* **Given exercise**:
Below are the entries; state how many of their lines contain the string "type", and nothing more.

[Figure contents as structured data]
▽
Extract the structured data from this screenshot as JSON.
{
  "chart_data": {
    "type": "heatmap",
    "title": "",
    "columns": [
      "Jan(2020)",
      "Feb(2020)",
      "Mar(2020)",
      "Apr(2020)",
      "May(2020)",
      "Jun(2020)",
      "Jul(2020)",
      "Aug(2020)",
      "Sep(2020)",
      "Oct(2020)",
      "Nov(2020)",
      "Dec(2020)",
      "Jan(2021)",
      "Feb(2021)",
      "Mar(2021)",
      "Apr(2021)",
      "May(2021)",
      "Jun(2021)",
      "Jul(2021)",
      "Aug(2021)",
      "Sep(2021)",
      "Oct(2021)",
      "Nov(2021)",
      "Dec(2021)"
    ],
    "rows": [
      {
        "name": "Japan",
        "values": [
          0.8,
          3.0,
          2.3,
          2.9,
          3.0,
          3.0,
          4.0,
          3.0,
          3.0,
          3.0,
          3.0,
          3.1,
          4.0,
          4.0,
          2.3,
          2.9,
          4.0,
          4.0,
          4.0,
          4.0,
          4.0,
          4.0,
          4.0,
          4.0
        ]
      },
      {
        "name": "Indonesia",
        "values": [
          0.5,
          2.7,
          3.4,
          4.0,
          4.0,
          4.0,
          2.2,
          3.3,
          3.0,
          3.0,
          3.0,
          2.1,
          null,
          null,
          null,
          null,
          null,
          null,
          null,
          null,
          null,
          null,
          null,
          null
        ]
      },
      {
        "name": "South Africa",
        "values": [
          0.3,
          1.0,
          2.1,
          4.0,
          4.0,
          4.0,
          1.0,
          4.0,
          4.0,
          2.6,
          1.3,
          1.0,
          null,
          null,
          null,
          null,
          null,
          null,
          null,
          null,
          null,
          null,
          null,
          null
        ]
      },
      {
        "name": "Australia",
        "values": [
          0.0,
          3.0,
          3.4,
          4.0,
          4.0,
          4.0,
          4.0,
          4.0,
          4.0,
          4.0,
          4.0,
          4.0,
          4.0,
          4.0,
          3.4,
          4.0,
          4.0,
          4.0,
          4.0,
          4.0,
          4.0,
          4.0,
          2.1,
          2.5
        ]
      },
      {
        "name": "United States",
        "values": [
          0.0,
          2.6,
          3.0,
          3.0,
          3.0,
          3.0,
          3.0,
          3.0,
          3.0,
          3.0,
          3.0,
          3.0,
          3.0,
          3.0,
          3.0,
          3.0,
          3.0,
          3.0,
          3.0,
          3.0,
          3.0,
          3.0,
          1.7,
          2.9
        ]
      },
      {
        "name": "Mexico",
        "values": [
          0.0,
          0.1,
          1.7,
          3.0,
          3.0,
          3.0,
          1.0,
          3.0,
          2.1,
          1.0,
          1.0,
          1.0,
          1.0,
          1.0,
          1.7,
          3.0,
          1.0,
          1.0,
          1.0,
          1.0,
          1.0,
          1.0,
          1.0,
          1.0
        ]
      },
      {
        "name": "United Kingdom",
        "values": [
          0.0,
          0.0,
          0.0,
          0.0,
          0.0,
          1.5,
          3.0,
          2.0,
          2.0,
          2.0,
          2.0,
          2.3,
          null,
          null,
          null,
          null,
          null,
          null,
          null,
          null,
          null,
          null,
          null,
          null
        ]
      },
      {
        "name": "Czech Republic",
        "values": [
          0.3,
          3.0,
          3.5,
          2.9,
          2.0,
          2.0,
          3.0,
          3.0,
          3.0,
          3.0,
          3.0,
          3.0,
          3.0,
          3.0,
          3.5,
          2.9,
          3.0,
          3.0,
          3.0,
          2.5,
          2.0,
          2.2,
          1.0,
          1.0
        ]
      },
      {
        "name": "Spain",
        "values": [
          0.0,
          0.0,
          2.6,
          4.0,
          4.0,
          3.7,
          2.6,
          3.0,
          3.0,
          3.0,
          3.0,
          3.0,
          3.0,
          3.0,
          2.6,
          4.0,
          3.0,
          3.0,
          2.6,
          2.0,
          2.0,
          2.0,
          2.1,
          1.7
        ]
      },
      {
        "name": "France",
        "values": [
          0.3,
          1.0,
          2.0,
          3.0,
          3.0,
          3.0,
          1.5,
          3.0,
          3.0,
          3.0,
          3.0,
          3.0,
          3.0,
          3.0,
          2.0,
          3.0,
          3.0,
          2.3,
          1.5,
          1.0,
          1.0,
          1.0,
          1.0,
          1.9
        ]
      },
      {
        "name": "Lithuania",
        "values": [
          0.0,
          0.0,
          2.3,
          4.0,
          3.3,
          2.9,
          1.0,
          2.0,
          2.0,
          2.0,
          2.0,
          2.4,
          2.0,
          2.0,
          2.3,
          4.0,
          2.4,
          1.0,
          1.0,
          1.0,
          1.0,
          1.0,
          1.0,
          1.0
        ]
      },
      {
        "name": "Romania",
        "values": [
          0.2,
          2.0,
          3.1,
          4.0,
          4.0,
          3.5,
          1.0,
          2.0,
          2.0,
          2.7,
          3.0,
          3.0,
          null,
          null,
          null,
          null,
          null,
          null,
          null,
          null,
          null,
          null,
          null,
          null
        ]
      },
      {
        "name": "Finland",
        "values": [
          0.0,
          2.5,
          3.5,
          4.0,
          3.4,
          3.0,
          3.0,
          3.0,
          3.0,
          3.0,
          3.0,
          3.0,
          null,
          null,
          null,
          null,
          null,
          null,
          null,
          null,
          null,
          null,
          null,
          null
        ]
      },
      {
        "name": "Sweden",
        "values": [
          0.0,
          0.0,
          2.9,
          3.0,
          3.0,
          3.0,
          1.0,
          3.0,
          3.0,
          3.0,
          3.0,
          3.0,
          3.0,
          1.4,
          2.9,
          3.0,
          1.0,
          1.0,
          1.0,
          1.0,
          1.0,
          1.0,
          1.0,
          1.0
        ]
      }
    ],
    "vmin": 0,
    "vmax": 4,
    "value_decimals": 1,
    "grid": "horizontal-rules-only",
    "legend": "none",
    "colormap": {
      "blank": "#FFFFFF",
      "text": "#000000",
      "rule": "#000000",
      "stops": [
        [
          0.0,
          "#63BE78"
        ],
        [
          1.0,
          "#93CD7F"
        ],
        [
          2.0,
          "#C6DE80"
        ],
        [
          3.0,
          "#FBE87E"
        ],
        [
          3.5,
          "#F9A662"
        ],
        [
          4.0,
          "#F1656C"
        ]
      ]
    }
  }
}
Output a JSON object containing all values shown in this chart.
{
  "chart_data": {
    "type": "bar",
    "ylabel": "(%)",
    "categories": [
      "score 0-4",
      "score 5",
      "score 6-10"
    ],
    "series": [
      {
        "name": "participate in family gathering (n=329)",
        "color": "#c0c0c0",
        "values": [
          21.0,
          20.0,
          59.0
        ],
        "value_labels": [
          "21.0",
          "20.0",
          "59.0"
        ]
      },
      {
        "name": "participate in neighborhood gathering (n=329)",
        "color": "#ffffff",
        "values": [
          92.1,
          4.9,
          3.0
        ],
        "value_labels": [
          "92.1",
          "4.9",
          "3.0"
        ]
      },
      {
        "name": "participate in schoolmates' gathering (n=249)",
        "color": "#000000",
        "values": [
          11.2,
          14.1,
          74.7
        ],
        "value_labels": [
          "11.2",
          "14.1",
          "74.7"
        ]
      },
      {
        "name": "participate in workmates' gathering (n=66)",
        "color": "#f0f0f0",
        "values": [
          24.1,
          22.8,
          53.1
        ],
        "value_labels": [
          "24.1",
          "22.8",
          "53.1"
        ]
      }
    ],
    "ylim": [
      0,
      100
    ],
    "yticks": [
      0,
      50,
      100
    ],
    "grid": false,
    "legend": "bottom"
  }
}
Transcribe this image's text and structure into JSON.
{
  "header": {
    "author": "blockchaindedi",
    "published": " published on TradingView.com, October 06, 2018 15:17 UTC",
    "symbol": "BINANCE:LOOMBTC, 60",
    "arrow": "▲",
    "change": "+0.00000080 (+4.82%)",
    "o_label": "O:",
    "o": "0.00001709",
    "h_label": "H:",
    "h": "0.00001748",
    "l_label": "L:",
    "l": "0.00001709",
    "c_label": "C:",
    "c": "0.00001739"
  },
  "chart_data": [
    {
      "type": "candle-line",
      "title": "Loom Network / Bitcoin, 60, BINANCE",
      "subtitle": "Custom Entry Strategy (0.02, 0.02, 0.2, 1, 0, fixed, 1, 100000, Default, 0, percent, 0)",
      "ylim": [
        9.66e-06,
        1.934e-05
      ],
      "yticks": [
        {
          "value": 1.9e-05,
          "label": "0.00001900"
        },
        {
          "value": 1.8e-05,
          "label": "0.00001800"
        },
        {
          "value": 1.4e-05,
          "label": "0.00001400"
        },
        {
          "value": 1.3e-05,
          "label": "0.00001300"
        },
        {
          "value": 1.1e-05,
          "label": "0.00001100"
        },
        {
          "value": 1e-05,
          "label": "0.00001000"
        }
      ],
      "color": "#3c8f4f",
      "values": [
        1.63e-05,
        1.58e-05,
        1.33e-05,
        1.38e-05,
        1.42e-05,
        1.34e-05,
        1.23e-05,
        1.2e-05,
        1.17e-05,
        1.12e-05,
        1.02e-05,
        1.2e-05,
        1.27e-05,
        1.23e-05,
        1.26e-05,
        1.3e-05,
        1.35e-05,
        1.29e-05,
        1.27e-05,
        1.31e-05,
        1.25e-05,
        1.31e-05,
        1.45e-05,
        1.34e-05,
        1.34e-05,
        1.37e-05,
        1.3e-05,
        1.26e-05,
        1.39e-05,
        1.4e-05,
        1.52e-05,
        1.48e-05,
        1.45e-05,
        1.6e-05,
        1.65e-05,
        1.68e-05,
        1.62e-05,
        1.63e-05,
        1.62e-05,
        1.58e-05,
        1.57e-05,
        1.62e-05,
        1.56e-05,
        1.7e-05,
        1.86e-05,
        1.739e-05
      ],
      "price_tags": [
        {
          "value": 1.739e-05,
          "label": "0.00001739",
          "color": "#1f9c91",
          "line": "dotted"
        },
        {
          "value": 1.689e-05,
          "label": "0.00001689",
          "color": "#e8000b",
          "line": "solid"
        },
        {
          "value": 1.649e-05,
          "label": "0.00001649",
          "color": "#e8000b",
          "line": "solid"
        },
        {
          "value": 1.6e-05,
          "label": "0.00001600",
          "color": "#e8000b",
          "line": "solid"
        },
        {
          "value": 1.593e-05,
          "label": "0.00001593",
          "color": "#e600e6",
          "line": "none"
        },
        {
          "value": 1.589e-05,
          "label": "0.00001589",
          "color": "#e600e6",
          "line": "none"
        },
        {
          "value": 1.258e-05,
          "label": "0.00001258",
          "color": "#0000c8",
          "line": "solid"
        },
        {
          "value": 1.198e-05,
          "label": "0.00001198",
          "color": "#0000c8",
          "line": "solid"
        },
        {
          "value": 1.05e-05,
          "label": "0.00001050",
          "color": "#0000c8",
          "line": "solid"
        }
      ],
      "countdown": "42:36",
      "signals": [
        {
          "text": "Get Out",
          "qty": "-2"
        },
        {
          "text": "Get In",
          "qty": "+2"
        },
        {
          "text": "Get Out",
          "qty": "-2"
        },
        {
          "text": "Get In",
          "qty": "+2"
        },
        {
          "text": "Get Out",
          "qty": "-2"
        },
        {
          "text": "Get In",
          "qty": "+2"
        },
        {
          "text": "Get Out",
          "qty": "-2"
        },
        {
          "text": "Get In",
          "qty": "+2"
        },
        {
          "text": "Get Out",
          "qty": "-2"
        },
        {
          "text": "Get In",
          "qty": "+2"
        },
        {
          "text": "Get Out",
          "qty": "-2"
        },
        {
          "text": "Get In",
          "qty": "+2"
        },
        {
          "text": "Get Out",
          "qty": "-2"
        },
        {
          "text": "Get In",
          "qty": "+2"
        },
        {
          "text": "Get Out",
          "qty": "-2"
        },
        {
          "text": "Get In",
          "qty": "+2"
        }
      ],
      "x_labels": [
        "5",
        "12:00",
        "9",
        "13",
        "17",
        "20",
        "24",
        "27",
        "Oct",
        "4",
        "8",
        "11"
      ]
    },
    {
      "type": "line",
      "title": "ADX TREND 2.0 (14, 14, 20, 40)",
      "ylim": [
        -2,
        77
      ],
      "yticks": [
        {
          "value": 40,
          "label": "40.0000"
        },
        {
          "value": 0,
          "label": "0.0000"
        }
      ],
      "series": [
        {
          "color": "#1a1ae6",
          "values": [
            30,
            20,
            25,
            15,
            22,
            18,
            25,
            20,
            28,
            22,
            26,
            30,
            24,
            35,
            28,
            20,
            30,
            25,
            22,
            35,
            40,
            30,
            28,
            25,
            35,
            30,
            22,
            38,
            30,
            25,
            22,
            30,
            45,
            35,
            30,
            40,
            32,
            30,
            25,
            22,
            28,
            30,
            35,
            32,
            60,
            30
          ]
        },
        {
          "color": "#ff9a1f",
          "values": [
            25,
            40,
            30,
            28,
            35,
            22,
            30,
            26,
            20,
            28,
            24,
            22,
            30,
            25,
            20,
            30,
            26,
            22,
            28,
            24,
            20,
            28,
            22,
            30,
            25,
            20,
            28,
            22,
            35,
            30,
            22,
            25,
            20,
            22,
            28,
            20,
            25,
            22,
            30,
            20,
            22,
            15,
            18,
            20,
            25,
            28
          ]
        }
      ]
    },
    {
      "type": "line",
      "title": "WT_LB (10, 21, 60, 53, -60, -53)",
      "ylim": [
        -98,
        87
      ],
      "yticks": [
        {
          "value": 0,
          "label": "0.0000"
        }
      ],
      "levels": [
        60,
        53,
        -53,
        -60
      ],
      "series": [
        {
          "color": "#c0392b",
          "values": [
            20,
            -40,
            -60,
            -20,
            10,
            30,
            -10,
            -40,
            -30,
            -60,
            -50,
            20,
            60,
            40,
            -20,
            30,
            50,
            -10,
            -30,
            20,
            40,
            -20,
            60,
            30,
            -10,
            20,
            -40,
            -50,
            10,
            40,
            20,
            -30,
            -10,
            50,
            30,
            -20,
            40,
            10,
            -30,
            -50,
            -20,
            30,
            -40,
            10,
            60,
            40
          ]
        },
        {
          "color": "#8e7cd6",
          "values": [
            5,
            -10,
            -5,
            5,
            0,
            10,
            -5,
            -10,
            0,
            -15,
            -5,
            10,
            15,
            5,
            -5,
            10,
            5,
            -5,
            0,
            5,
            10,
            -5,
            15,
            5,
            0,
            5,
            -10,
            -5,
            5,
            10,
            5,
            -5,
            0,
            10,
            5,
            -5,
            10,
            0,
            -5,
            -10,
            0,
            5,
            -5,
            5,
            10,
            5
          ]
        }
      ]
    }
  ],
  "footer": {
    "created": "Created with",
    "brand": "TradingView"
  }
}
△
* **Response to the task**:
5